Task statement: Leave out the pictures and repeat the data exactly.

----- Recorded information -----

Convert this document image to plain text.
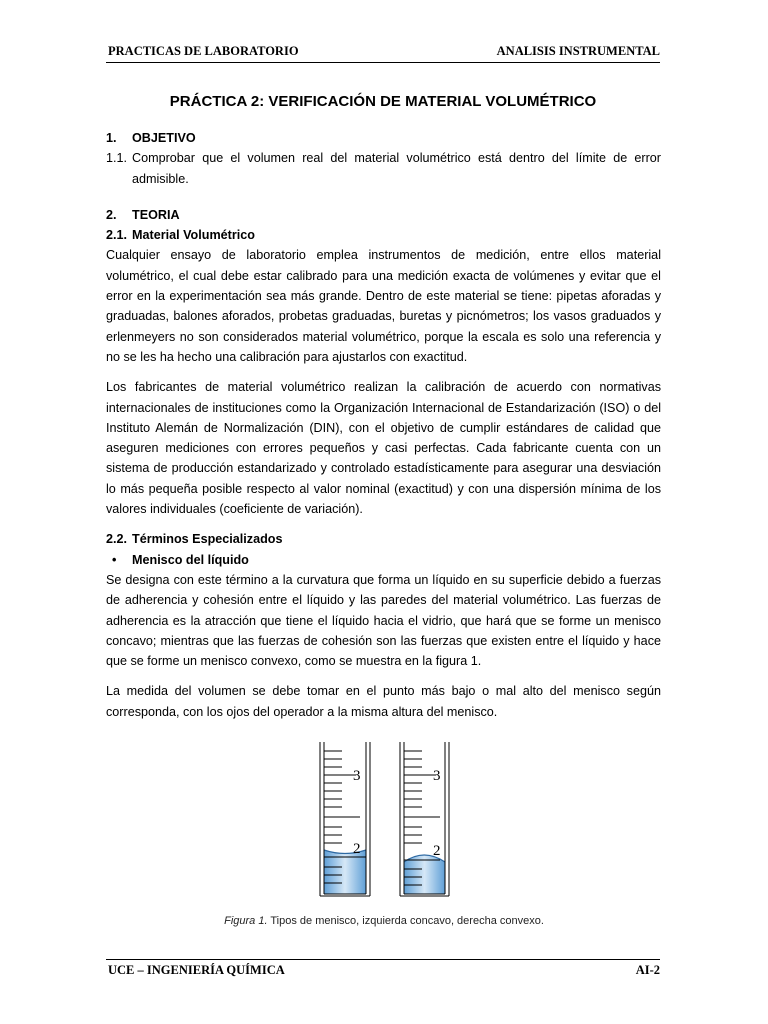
PRACTICAS DE LABORATORIO	ANALISIS INSTRUMENTAL
PRÁCTICA 2: VERIFICACIÓN DE MATERIAL VOLUMÉTRICO
1.	OBJETIVO
1.1. Comprobar que el volumen real del material volumétrico está dentro del límite de error admisible.
2.	TEORIA
2.1. Material Volumétrico
Cualquier ensayo de laboratorio emplea instrumentos de medición, entre ellos material volumétrico, el cual debe estar calibrado para una medición exacta de volúmenes y evitar que el error en la experimentación sea más grande. Dentro de este material se tiene: pipetas aforadas y graduadas, balones aforados, probetas graduadas, buretas y picnómetros; los vasos graduados y erlenmeyers no son considerados material volumétrico, porque la escala es solo una referencia y no se les ha hecho una calibración para ajustarlos con exactitud.
Los fabricantes de material volumétrico realizan la calibración de acuerdo con normativas internacionales de instituciones como la Organización Internacional de Estandarización (ISO) o del Instituto Alemán de Normalización (DIN), con el objetivo de cumplir estándares de calidad que aseguren mediciones con errores pequeños y casi perfectas. Cada fabricante cuenta con un sistema de producción estandarizado y controlado estadísticamente para asegurar una desviación lo más pequeña posible respecto al valor nominal (exactitud) y con una dispersión mínima de los valores individuales (coeficiente de variación).
2.2. Términos Especializados
•	Menisco del líquido
Se designa con este término a la curvatura que forma un líquido en su superficie debido a fuerzas de adherencia y cohesión entre el líquido y las paredes del material volumétrico. Las fuerzas de adherencia es la atracción que tiene el líquido hacia el vidrio, que hará que se forme un menisco concavo; mientras que las fuerzas de cohesión son las fuerzas que existen entre el líquido y hace que se forme un menisco convexo, como se muestra en la figura 1.
La medida del volumen se debe tomar en el punto más bajo o mal alto del menisco según corresponda, con los ojos del operador a la misma altura del menisco.
3
2
3
2
Figura 1. Tipos de menisco, izquierda concavo, derecha convexo.
UCE – INGENIERÍA QUÍMICA	AI-2
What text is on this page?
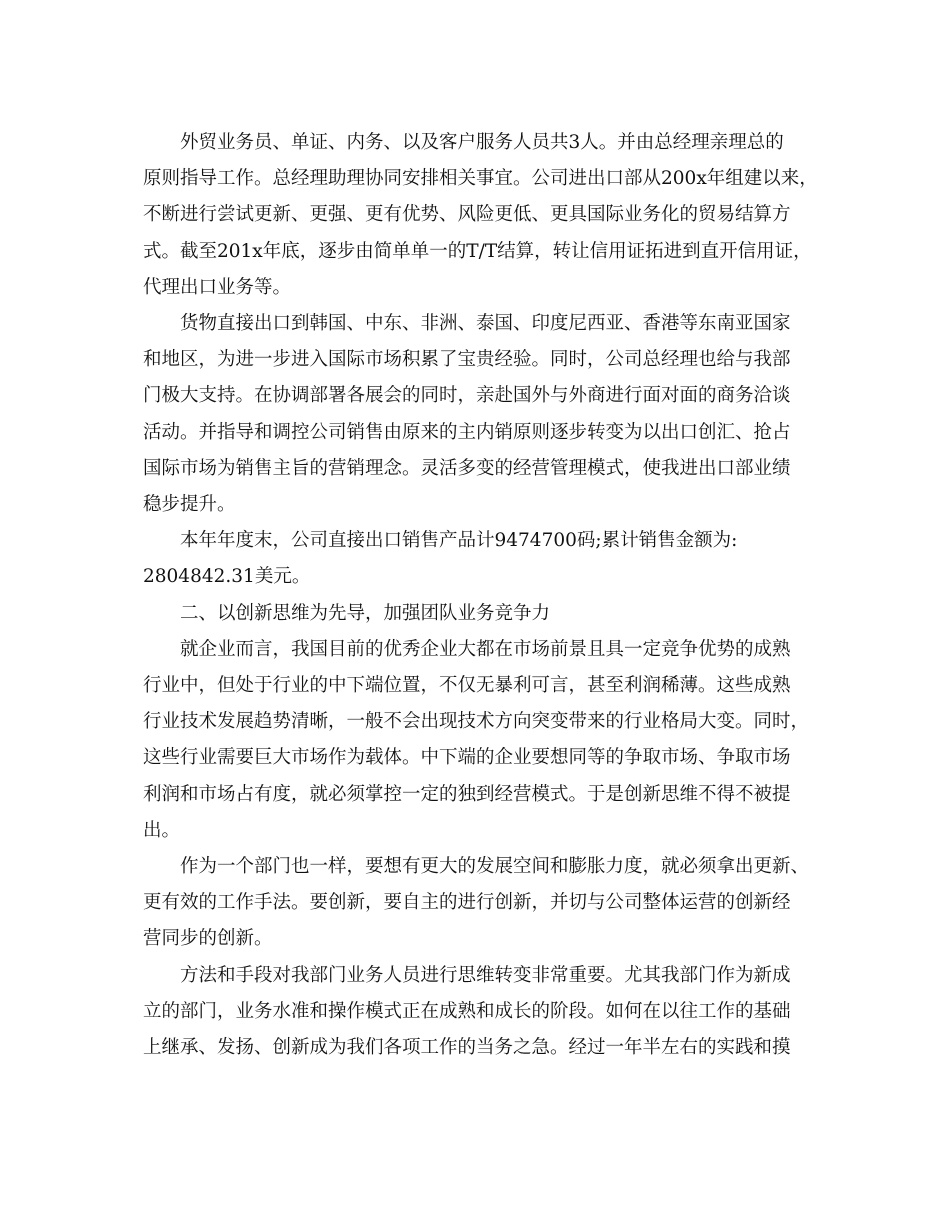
外贸业务员、单证、内务、以及客户服务人员共3人。并由总经理亲理总的

原则指导工作。总经理助理协同安排相关事宜。公司进出口部从200x年组建以来，

不断进行尝试更新、更强、更有优势、风险更低、更具国际业务化的贸易结算方

式。截至201x年底，逐步由简单单一的T/T结算，转让信用证拓进到直开信用证，

代理出口业务等。

货物直接出口到韩国、中东、非洲、泰国、印度尼西亚、香港等东南亚国家

和地区，为进一步进入国际市场积累了宝贵经验。同时，公司总经理也给与我部

门极大支持。在协调部署各展会的同时，亲赴国外与外商进行面对面的商务洽谈

活动。并指导和调控公司销售由原来的主内销原则逐步转变为以出口创汇、抢占

国际市场为销售主旨的营销理念。灵活多变的经营管理模式，使我进出口部业绩

稳步提升。

本年年度末，公司直接出口销售产品计9474700码;累计销售金额为:

2804842.31美元。

二、以创新思维为先导，加强团队业务竞争力

就企业而言，我国目前的优秀企业大都在市场前景且具一定竞争优势的成熟

行业中，但处于行业的中下端位置，不仅无暴利可言，甚至利润稀薄。这些成熟

行业技术发展趋势清晰，一般不会出现技术方向突变带来的行业格局大变。同时，

这些行业需要巨大市场作为载体。中下端的企业要想同等的争取市场、争取市场

利润和市场占有度，就必须掌控一定的独到经营模式。于是创新思维不得不被提

出。

作为一个部门也一样，要想有更大的发展空间和膨胀力度，就必须拿出更新、

更有效的工作手法。要创新，要自主的进行创新，并切与公司整体运营的创新经

营同步的创新。

方法和手段对我部门业务人员进行思维转变非常重要。尤其我部门作为新成

立的部门，业务水准和操作模式正在成熟和成长的阶段。如何在以往工作的基础

上继承、发扬、创新成为我们各项工作的当务之急。经过一年半左右的实践和摸
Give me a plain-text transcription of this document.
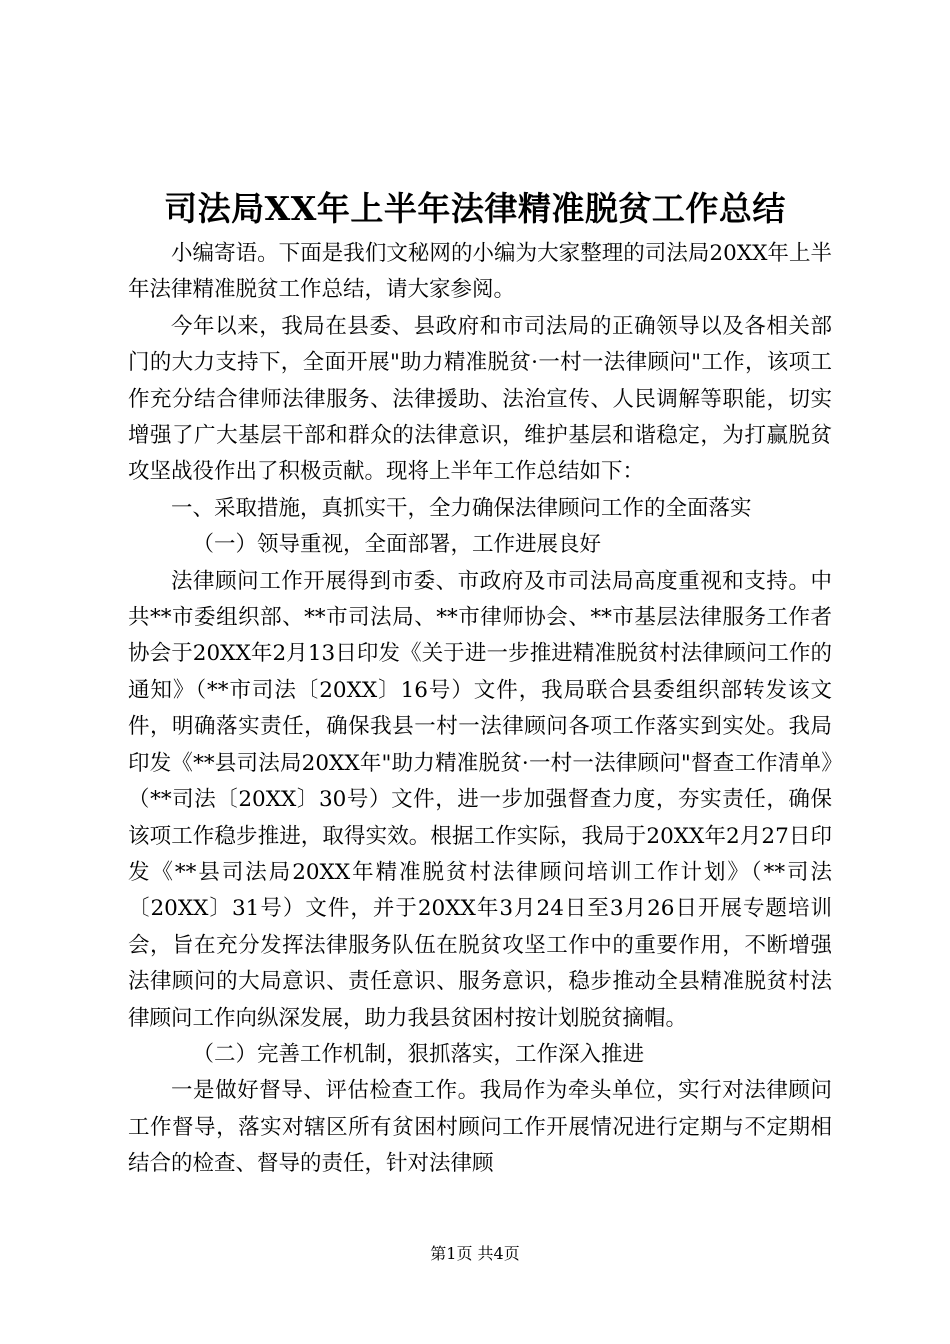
司法局XX年上半年法律精准脱贫工作总结

小编寄语。下面是我们文秘网的小编为大家整理的司法局20XX年上半年法律精准脱贫工作总结，请大家参阅。

今年以来，我局在县委、县政府和市司法局的正确领导以及各相关部门的大力支持下，全面开展"助力精准脱贫·一村一法律顾问"工作，该项工作充分结合律师法律服务、法律援助、法治宣传、人民调解等职能，切实增强了广大基层干部和群众的法律意识，维护基层和谐稳定，为打赢脱贫攻坚战役作出了积极贡献。现将上半年工作总结如下：

一、采取措施，真抓实干，全力确保法律顾问工作的全面落实

（一）领导重视，全面部署，工作进展良好

法律顾问工作开展得到市委、市政府及市司法局高度重视和支持。中共**市委组织部、**市司法局、**市律师协会、**市基层法律服务工作者协会于20XX年2月13日印发《关于进一步推进精准脱贫村法律顾问工作的通知》（**市司法〔20XX〕16号）文件，我局联合县委组织部转发该文件，明确落实责任，确保我县一村一法律顾问各项工作落实到实处。我局印发《**县司法局20XX年"助力精准脱贫·一村一法律顾问"督查工作清单》（**司法〔20XX〕30号）文件，进一步加强督查力度，夯实责任，确保该项工作稳步推进，取得实效。根据工作实际，我局于20XX年2月27日印发《**县司法局20XX年精准脱贫村法律顾问培训工作计划》（**司法〔20XX〕31号）文件，并于20XX年3月24日至3月26日开展专题培训会，旨在充分发挥法律服务队伍在脱贫攻坚工作中的重要作用，不断增强法律顾问的大局意识、责任意识、服务意识，稳步推动全县精准脱贫村法律顾问工作向纵深发展，助力我县贫困村按计划脱贫摘帽。

（二）完善工作机制，狠抓落实，工作深入推进

一是做好督导、评估检查工作。我局作为牵头单位，实行对法律顾问工作督导，落实对辖区所有贫困村顾问工作开展情况进行定期与不定期相结合的检查、督导的责任，针对法律顾

第1页 共4页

-----

Exercise response:
Convert this document image to plain text.
PRACTICAS DE LABORATORIO	ANALISIS INSTRUMENTAL
PRÁCTICA 2: VERIFICACIÓN DE MATERIAL VOLUMÉTRICO
1.	OBJETIVO
1.1. Comprobar que el volumen real del material volumétrico está dentro del límite de error admisible.
2.	TEORIA
2.1. Material Volumétrico
Cualquier ensayo de laboratorio emplea instrumentos de medición, entre ellos material volumétrico, el cual debe estar calibrado para una medición exacta de volúmenes y evitar que el error en la experimentación sea más grande. Dentro de este material se tiene: pipetas aforadas y graduadas, balones aforados, probetas graduadas, buretas y picnómetros; los vasos graduados y erlenmeyers no son considerados material volumétrico, porque la escala es solo una referencia y no se les ha hecho una calibración para ajustarlos con exactitud.
Los fabricantes de material volumétrico realizan la calibración de acuerdo con normativas internacionales de instituciones como la Organización Internacional de Estandarización (ISO) o del Instituto Alemán de Normalización (DIN), con el objetivo de cumplir estándares de calidad que aseguren mediciones con errores pequeños y casi perfectas. Cada fabricante cuenta con un sistema de producción estandarizado y controlado estadísticamente para asegurar una desviación lo más pequeña posible respecto al valor nominal (exactitud) y con una dispersión mínima de los valores individuales (coeficiente de variación).
2.2. Términos Especializados
•	Menisco del líquido
Se designa con este término a la curvatura que forma un líquido en su superficie debido a fuerzas de adherencia y cohesión entre el líquido y las paredes del material volumétrico. Las fuerzas de adherencia es la atracción que tiene el líquido hacia el vidrio, que hará que se forme un menisco concavo; mientras que las fuerzas de cohesión son las fuerzas que existen entre el líquido y hace que se forme un menisco convexo, como se muestra en la figura 1.
La medida del volumen se debe tomar en el punto más bajo o mal alto del menisco según corresponda, con los ojos del operador a la misma altura del menisco.
3
2
3
2
Figura 1. Tipos de menisco, izquierda concavo, derecha convexo.
UCE – INGENIERÍA QUÍMICA	AI-2
What text is on this page?
外贸业务员、单证、内务、以及客户服务人员共3人。并由总经理亲理总的

原则指导工作。总经理助理协同安排相关事宜。公司进出口部从200x年组建以来，

不断进行尝试更新、更强、更有优势、风险更低、更具国际业务化的贸易结算方

式。截至201x年底，逐步由简单单一的T/T结算，转让信用证拓进到直开信用证，

代理出口业务等。

货物直接出口到韩国、中东、非洲、泰国、印度尼西亚、香港等东南亚国家

和地区，为进一步进入国际市场积累了宝贵经验。同时，公司总经理也给与我部

门极大支持。在协调部署各展会的同时，亲赴国外与外商进行面对面的商务洽谈

活动。并指导和调控公司销售由原来的主内销原则逐步转变为以出口创汇、抢占

国际市场为销售主旨的营销理念。灵活多变的经营管理模式，使我进出口部业绩

稳步提升。

本年年度末，公司直接出口销售产品计9474700码;累计销售金额为:

2804842.31美元。

二、以创新思维为先导，加强团队业务竞争力

就企业而言，我国目前的优秀企业大都在市场前景且具一定竞争优势的成熟

行业中，但处于行业的中下端位置，不仅无暴利可言，甚至利润稀薄。这些成熟

行业技术发展趋势清晰，一般不会出现技术方向突变带来的行业格局大变。同时，

这些行业需要巨大市场作为载体。中下端的企业要想同等的争取市场、争取市场

利润和市场占有度，就必须掌控一定的独到经营模式。于是创新思维不得不被提

出。

作为一个部门也一样，要想有更大的发展空间和膨胀力度，就必须拿出更新、

更有效的工作手法。要创新，要自主的进行创新，并切与公司整体运营的创新经

营同步的创新。

方法和手段对我部门业务人员进行思维转变非常重要。尤其我部门作为新成

立的部门，业务水准和操作模式正在成熟和成长的阶段。如何在以往工作的基础

上继承、发扬、创新成为我们各项工作的当务之急。经过一年半左右的实践和摸
Give me a plain-text transcription of this document.
司法局XX年上半年法律精准脱贫工作总结

小编寄语。下面是我们文秘网的小编为大家整理的司法局20XX年上半年法律精准脱贫工作总结，请大家参阅。

今年以来，我局在县委、县政府和市司法局的正确领导以及各相关部门的大力支持下，全面开展"助力精准脱贫·一村一法律顾问"工作，该项工作充分结合律师法律服务、法律援助、法治宣传、人民调解等职能，切实增强了广大基层干部和群众的法律意识，维护基层和谐稳定，为打赢脱贫攻坚战役作出了积极贡献。现将上半年工作总结如下：

一、采取措施，真抓实干，全力确保法律顾问工作的全面落实

（一）领导重视，全面部署，工作进展良好

法律顾问工作开展得到市委、市政府及市司法局高度重视和支持。中共**市委组织部、**市司法局、**市律师协会、**市基层法律服务工作者协会于20XX年2月13日印发《关于进一步推进精准脱贫村法律顾问工作的通知》（**市司法〔20XX〕16号）文件，我局联合县委组织部转发该文件，明确落实责任，确保我县一村一法律顾问各项工作落实到实处。我局印发《**县司法局20XX年"助力精准脱贫·一村一法律顾问"督查工作清单》（**司法〔20XX〕30号）文件，进一步加强督查力度，夯实责任，确保该项工作稳步推进，取得实效。根据工作实际，我局于20XX年2月27日印发《**县司法局20XX年精准脱贫村法律顾问培训工作计划》（**司法〔20XX〕31号）文件，并于20XX年3月24日至3月26日开展专题培训会，旨在充分发挥法律服务队伍在脱贫攻坚工作中的重要作用，不断增强法律顾问的大局意识、责任意识、服务意识，稳步推动全县精准脱贫村法律顾问工作向纵深发展，助力我县贫困村按计划脱贫摘帽。

（二）完善工作机制，狠抓落实，工作深入推进

一是做好督导、评估检查工作。我局作为牵头单位，实行对法律顾问工作督导，落实对辖区所有贫困村顾问工作开展情况进行定期与不定期相结合的检查、督导的责任，针对法律顾

第1页 共4页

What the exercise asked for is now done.